(Collection entries):
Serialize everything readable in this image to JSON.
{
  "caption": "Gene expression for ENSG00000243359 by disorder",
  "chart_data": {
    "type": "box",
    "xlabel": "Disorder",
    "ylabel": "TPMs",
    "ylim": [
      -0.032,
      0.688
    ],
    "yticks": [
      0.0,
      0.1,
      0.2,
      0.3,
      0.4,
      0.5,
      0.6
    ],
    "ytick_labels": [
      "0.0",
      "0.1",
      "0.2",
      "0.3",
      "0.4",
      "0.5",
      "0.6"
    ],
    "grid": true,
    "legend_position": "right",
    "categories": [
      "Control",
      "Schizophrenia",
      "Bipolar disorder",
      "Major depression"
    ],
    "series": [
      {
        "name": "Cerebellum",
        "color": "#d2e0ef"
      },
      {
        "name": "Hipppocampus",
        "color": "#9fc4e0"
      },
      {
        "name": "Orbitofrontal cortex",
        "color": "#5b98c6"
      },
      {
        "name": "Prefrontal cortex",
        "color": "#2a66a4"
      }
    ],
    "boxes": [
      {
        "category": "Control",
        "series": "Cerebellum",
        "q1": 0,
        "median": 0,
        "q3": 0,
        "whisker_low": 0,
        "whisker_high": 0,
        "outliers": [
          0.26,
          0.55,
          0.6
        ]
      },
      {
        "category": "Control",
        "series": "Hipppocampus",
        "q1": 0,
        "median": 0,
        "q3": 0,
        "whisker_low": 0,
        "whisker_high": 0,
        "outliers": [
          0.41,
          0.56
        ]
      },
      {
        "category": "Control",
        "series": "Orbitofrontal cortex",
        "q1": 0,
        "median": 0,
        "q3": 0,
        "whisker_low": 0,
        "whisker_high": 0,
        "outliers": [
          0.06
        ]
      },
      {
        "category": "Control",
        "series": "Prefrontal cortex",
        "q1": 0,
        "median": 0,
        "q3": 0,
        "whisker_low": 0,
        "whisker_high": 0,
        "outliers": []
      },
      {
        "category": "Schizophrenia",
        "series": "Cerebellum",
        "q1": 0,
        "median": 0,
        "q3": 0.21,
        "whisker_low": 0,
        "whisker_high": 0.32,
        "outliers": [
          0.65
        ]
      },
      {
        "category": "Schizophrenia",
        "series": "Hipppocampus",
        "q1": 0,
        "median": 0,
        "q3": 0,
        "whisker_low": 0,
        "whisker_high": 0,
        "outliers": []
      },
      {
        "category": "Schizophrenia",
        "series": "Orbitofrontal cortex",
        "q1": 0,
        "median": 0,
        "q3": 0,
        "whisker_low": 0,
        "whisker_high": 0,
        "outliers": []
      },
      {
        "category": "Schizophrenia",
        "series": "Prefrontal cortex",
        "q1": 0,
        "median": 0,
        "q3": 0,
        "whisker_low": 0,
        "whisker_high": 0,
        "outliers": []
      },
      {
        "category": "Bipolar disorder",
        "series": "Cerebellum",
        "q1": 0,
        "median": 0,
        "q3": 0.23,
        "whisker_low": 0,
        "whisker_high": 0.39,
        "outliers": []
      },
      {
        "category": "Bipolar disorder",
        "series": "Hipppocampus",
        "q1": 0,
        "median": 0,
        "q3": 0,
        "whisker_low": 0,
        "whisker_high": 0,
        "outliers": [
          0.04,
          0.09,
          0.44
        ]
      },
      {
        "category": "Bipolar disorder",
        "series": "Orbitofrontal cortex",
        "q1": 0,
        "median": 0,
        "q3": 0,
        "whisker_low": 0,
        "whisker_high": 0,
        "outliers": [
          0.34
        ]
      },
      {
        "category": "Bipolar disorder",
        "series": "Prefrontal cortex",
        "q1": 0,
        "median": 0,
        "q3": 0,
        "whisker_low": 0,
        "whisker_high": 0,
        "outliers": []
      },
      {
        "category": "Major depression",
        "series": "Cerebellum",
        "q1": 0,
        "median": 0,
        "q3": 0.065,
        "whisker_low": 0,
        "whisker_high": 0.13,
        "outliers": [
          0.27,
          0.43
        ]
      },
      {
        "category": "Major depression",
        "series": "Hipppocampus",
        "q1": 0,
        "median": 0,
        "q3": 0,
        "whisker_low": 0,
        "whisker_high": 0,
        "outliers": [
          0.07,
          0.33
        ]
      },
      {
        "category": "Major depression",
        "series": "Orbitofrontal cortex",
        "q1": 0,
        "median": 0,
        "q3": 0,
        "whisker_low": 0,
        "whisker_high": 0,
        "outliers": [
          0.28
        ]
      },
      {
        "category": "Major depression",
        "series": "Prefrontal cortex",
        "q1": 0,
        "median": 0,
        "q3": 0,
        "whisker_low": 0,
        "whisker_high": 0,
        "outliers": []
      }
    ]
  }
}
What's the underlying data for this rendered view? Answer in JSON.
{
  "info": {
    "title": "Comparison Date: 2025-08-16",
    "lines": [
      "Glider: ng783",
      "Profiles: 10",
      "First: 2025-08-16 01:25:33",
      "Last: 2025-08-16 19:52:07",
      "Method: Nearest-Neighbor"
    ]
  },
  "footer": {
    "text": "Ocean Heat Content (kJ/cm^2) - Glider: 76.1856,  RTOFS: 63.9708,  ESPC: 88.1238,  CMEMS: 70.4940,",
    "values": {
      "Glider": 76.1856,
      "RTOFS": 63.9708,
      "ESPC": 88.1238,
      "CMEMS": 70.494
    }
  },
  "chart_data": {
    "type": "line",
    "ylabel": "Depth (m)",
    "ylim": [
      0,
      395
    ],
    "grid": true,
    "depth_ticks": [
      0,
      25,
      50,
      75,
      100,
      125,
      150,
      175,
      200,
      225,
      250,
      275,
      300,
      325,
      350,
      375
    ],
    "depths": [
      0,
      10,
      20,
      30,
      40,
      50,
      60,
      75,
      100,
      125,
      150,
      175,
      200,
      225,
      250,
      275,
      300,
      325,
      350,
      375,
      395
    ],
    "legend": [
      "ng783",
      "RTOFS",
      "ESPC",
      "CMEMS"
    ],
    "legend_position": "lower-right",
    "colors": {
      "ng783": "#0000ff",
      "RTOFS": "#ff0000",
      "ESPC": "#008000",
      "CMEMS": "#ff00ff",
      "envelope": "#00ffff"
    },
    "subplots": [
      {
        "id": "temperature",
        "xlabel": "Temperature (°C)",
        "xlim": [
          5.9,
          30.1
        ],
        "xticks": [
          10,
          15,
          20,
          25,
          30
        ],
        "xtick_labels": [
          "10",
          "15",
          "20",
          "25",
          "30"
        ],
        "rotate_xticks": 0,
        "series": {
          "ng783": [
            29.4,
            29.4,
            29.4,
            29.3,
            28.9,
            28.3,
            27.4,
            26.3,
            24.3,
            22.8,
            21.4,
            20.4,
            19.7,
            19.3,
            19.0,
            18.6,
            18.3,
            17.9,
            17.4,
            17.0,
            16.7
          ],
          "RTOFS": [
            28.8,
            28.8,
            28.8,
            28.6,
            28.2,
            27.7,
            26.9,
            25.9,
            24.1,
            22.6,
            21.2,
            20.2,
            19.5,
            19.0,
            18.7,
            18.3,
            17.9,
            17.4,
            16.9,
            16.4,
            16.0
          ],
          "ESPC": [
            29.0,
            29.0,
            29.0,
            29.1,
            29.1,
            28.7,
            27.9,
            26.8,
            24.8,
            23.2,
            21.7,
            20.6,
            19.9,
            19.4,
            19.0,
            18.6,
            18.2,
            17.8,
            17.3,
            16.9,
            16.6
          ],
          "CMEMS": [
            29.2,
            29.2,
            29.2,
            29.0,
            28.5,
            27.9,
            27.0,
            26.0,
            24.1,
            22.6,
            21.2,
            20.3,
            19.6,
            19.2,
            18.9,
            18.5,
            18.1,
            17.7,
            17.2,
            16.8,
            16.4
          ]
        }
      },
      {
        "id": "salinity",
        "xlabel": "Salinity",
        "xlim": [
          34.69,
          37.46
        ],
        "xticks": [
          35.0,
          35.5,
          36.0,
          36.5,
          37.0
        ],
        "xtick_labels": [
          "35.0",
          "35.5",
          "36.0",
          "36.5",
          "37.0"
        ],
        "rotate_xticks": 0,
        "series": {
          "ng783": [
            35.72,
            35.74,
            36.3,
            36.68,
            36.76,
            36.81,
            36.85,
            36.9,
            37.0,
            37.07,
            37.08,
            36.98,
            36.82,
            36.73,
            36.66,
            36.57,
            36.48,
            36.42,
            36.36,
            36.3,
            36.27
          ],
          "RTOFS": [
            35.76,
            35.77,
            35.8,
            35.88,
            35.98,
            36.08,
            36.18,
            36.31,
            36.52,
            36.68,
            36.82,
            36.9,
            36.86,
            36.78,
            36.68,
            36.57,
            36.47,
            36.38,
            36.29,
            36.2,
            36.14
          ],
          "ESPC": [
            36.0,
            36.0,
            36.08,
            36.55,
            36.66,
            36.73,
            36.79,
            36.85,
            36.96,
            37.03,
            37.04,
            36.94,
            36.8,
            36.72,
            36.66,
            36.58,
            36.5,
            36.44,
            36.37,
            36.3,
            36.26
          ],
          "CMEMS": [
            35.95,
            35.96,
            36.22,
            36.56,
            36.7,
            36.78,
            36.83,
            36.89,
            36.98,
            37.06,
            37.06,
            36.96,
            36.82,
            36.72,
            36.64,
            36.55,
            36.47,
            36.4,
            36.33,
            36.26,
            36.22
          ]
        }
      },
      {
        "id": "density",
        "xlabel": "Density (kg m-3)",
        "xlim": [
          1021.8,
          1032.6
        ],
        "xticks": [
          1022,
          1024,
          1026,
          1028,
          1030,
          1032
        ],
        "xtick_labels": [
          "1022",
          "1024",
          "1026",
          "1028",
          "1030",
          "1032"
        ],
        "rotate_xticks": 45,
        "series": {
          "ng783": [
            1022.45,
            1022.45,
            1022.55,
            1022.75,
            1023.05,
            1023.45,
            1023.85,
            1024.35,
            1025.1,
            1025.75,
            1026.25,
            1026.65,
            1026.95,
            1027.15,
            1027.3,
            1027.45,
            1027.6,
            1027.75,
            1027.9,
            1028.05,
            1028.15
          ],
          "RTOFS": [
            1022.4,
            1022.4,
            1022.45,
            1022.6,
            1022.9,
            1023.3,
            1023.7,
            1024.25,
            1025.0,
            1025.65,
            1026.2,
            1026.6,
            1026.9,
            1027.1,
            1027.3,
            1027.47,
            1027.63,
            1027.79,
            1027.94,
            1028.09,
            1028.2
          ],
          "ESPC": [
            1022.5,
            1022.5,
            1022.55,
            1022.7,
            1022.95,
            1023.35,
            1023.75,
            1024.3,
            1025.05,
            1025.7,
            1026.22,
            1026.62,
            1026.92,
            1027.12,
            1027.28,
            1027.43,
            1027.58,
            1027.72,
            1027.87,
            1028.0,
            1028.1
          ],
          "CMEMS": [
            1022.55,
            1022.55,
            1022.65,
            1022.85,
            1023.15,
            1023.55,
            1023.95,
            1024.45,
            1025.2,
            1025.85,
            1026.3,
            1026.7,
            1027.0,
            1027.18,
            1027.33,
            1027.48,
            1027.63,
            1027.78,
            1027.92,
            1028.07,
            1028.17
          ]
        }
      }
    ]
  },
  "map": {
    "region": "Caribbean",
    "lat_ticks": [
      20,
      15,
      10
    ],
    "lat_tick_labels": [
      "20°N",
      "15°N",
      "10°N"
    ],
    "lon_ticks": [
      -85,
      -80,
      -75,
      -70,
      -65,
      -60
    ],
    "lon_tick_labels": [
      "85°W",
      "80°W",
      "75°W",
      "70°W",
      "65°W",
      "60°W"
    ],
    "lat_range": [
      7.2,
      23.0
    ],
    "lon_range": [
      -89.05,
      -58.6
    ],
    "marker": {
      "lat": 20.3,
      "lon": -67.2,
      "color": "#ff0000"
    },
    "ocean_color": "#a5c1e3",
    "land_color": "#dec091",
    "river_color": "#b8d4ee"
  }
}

(Requirements):
Using the records above, copy each line that contains "right".

(Worked answer):
    "legend_position": "right",
    "legend_position": "lower-right",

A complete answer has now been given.